◆ AUFGABENSTELLUNG ◆
Gib den nachstehenden Textabschnitt über den Gepäckraum des Opel Zafira in genau zwei Sätzen zusammengefasst wieder.

◆ TEXTABSCHNITT ◆
* * * * * * *

Diese Möglichkeit bietet der Opel Zafira nicht.

Der Opel Zafira verfügt über einen Gepäckraum hinter der dritten Sitzreihe mit einer Breite von ca. 102 cm, einer Tiefe von ca. 34 cm, einer Höhe bis zur Sitzkante von ca. 60 cm und einem Ladevolumen von 150 l. Mit einem Ladevolumen von 150 l liegt die Gepäckmitnahmemöglichkeit deutlich hinter jener eines mittelgroßen Pkw´s, dessen Ladevolumen hinter der Rückbank zwischen 250 und 500 l beträgt (vgl. http://de.wikipedia.org/wiki/Kofferraum). Da der freie Laderaum durch die Schräge der Rücklehnen der hinteren Sitze nach oben stetig abnimmt, kann das angegebene Ladevolumen des Opel Zafira zudem nicht optimal ausgenutzt werden.

Im solcherart zur Verfügung stehenden Laderaum ist die Mitnahme größerer oder auch nur mittlerer Reisetaschen oder -koffer gänzlich unmöglich. Es können aber auch nicht mehr als vier, maximal fünf kleinere Reiserücksäcke mit den Maßen 15 x 30 x 50 cm im Gepäckraum verstaut werden, wobei weitere Gegenstände wie Mäntel etc bei einer derartigen Beladung keinen Platz mehr fänden.

* * * * * * *

Gespeicherte Einträge aus einer Sammlung:
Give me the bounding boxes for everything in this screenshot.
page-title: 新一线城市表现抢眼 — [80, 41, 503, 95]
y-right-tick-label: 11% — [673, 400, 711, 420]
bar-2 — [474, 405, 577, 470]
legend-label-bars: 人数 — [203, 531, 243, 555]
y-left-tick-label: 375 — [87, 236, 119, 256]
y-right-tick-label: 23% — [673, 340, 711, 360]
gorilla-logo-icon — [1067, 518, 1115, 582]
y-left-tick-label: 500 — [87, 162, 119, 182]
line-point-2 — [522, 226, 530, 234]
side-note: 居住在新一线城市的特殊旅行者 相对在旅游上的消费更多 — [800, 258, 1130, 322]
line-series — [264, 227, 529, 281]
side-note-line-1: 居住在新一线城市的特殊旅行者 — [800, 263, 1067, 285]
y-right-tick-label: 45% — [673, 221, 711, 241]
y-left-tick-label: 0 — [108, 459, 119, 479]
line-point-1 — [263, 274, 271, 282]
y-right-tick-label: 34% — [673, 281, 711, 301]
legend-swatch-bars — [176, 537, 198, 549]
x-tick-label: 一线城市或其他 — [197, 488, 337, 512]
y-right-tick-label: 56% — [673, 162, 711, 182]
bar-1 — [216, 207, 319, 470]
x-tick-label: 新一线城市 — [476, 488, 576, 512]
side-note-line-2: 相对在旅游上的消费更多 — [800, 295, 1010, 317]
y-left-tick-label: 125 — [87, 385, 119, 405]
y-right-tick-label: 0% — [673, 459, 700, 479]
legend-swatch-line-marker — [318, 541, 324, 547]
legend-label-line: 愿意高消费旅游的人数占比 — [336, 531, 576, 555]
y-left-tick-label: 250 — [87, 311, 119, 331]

* * * * * * *

◆ LÖSUNG ◆
Der Gepäckraum des Opel Zafira hinter der dritten Sitzreihe fasst etwa 150 l und bleibt damit deutlich hinter einem mittelgroßen Pkw mit 250 bis 500 l zurück, wobei die schrägen Rücklehnen eine optimale Ausnutzung zusätzlich verhindern. Größere oder mittlere Reisetaschen und -koffer lassen sich darin gar nicht mitnehmen, und schon mit vier bis höchstens fünf kleineren Reiserucksäcken bliebe für weitere Gegenstände wie Mäntel kein Platz mehr.